[Excerpts from a figure dataset]
================

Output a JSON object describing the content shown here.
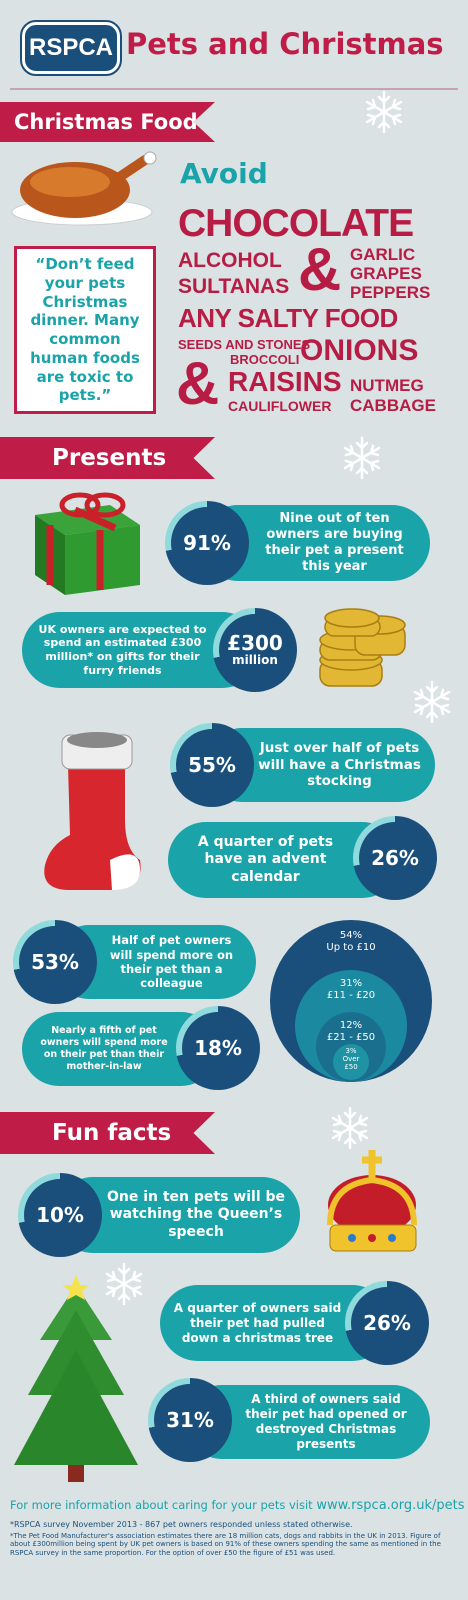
{
  "header": {
    "logo": "RSPCA",
    "title": "Pets and Christmas"
  },
  "food": {
    "heading": "Christmas Food",
    "avoid": "Avoid",
    "quote": "“Don’t feed your pets Christmas dinner. Many common human foods are toxic to pets.”",
    "words": [
      "CHOCOLATE",
      "ALCOHOL",
      "SULTANAS",
      "&",
      "GARLIC",
      "GRAPES",
      "PEPPERS",
      "ANY SALTY FOOD",
      "SEEDS AND STONES",
      "BROCCOLI",
      "ONIONS",
      "&",
      "RAISINS",
      "NUTMEG",
      "CAULIFLOWER",
      "CABBAGE"
    ]
  },
  "presents": {
    "heading": "Presents",
    "stats": [
      {
        "value": "91%",
        "text": "Nine out of ten owners are buying their pet a present this year"
      },
      {
        "value": "£300",
        "value_sub": "million",
        "text": "UK owners are expected to spend an estimated £300 million* on gifts for their furry friends"
      },
      {
        "value": "55%",
        "text": "Just over half of pets will have a Christmas stocking"
      },
      {
        "value": "26%",
        "text": "A quarter of pets have an advent calendar"
      },
      {
        "value": "53%",
        "text": "Half of pet owners will spend more on their pet than a colleague"
      },
      {
        "value": "18%",
        "text": "Nearly a fifth of pet owners will spend more on their pet than their mother-in-law"
      }
    ],
    "spending": [
      {
        "percent": "54%",
        "label": "Up to £10"
      },
      {
        "percent": "31%",
        "label": "£11 - £20"
      },
      {
        "percent": "12%",
        "label": "£21 - £50"
      },
      {
        "percent": "3%",
        "label": "Over £50"
      }
    ]
  },
  "fun_facts": {
    "heading": "Fun facts",
    "stats": [
      {
        "value": "10%",
        "text": "One in ten pets will be watching the Queen’s speech"
      },
      {
        "value": "26%",
        "text": "A quarter of owners said their pet had pulled down a christmas tree"
      },
      {
        "value": "31%",
        "text": "A third of owners said their pet had opened or destroyed Christmas presents"
      }
    ]
  },
  "footer": {
    "info": "For more information about caring for your pets visit",
    "url": "www.rspca.org.uk/pets",
    "notes": [
      "*RSPCA survey November 2013 - 867 pet owners responded unless stated otherwise.",
      "*The Pet Food Manufacturer's association estimates there are 18 million cats, dogs and rabbits in the UK in 2013. Figure of about £300million being spent by UK pet owners is based on 91% of these owners spending the same as mentioned in the RSPCA survey in the same proportion. For the option of over £50 the figure of £51 was used."
    ]
  }
}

================

REQUIREMENT | Copy the data word for word. Pictures do not go in the copy.

RESPONSE TO THE TASK |
Output a JSON object describing the content shown here.
{
  "header": {
    "logo": "RSPCA",
    "title": "Pets and Christmas"
  },
  "food": {
    "heading": "Christmas Food",
    "avoid": "Avoid",
    "quote": "“Don’t feed your pets Christmas dinner. Many common human foods are toxic to pets.”",
    "words": [
      "CHOCOLATE",
      "ALCOHOL",
      "SULTANAS",
      "&",
      "GARLIC",
      "GRAPES",
      "PEPPERS",
      "ANY SALTY FOOD",
      "SEEDS AND STONES",
      "BROCCOLI",
      "ONIONS",
      "&",
      "RAISINS",
      "NUTMEG",
      "CAULIFLOWER",
      "CABBAGE"
    ]
  },
  "presents": {
    "heading": "Presents",
    "stats": [
      {
        "value": "91%",
        "text": "Nine out of ten owners are buying their pet a present this year"
      },
      {
        "value": "£300",
        "value_sub": "million",
        "text": "UK owners are expected to spend an estimated £300 million* on gifts for their furry friends"
      },
      {
        "value": "55%",
        "text": "Just over half of pets will have a Christmas stocking"
      },
      {
        "value": "26%",
        "text": "A quarter of pets have an advent calendar"
      },
      {
        "value": "53%",
        "text": "Half of pet owners will spend more on their pet than a colleague"
      },
      {
        "value": "18%",
        "text": "Nearly a fifth of pet owners will spend more on their pet than their mother-in-law"
      }
    ],
    "spending": [
      {
        "percent": "54%",
        "label": "Up to £10"
      },
      {
        "percent": "31%",
        "label": "£11 - £20"
      },
      {
        "percent": "12%",
        "label": "£21 - £50"
      },
      {
        "percent": "3%",
        "label": "Over £50"
      }
    ]
  },
  "fun_facts": {
    "heading": "Fun facts",
    "stats": [
      {
        "value": "10%",
        "text": "One in ten pets will be watching the Queen’s speech"
      },
      {
        "value": "26%",
        "text": "A quarter of owners said their pet had pulled down a christmas tree"
      },
      {
        "value": "31%",
        "text": "A third of owners said their pet had opened or destroyed Christmas presents"
      }
    ]
  },
  "footer": {
    "info": "For more information about caring for your pets visit",
    "url": "www.rspca.org.uk/pets",
    "notes": [
      "*RSPCA survey November 2013 - 867 pet owners responded unless stated otherwise.",
      "*The Pet Food Manufacturer's association estimates there are 18 million cats, dogs and rabbits in the UK in 2013. Figure of about £300million being spent by UK pet owners is based on 91% of these owners spending the same as mentioned in the RSPCA survey in the same proportion. For the option of over £50 the figure of £51 was used."
    ]
  }
}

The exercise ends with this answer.